* Work instructions *
Tell how many lines carry the word "Permissible"; the reply is the number and nothing else.

..............................

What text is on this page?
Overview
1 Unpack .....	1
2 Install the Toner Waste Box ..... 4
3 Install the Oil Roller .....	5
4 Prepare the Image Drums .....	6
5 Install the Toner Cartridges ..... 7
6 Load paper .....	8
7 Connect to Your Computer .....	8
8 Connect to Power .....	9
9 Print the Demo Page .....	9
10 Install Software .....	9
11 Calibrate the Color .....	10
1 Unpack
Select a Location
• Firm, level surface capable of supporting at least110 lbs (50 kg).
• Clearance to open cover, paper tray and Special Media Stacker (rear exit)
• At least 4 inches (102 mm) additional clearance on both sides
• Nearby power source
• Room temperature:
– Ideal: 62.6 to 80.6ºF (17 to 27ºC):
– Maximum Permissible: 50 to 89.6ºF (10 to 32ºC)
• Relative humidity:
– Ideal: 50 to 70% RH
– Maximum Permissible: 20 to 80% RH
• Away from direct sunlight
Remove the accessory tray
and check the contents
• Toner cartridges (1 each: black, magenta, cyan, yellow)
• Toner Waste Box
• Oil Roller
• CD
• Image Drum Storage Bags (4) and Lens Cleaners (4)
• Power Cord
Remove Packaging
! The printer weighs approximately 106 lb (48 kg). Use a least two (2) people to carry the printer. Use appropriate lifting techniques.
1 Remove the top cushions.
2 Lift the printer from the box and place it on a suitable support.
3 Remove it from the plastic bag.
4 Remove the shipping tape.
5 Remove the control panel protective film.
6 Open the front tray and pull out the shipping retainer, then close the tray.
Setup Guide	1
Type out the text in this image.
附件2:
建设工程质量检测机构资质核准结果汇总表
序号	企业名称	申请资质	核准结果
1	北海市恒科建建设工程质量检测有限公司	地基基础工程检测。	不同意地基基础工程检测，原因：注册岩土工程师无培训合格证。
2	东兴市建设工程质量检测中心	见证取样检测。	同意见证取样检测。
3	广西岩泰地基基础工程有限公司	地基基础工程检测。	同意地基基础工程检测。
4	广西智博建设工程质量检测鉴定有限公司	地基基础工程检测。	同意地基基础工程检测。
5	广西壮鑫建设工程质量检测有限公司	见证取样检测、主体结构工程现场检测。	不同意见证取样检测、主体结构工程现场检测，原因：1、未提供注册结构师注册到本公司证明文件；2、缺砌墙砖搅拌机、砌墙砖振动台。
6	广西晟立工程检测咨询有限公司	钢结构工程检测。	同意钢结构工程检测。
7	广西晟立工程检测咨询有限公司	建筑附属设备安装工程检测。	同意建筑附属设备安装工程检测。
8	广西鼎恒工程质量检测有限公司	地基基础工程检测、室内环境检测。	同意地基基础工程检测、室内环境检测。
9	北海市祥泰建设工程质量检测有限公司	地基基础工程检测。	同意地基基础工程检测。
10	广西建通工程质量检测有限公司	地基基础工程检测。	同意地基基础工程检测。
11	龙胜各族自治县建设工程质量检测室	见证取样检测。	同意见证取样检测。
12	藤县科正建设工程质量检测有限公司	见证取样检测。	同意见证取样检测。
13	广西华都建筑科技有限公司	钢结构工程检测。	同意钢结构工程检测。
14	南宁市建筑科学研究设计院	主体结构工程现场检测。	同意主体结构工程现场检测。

..............................

* Correct result *
2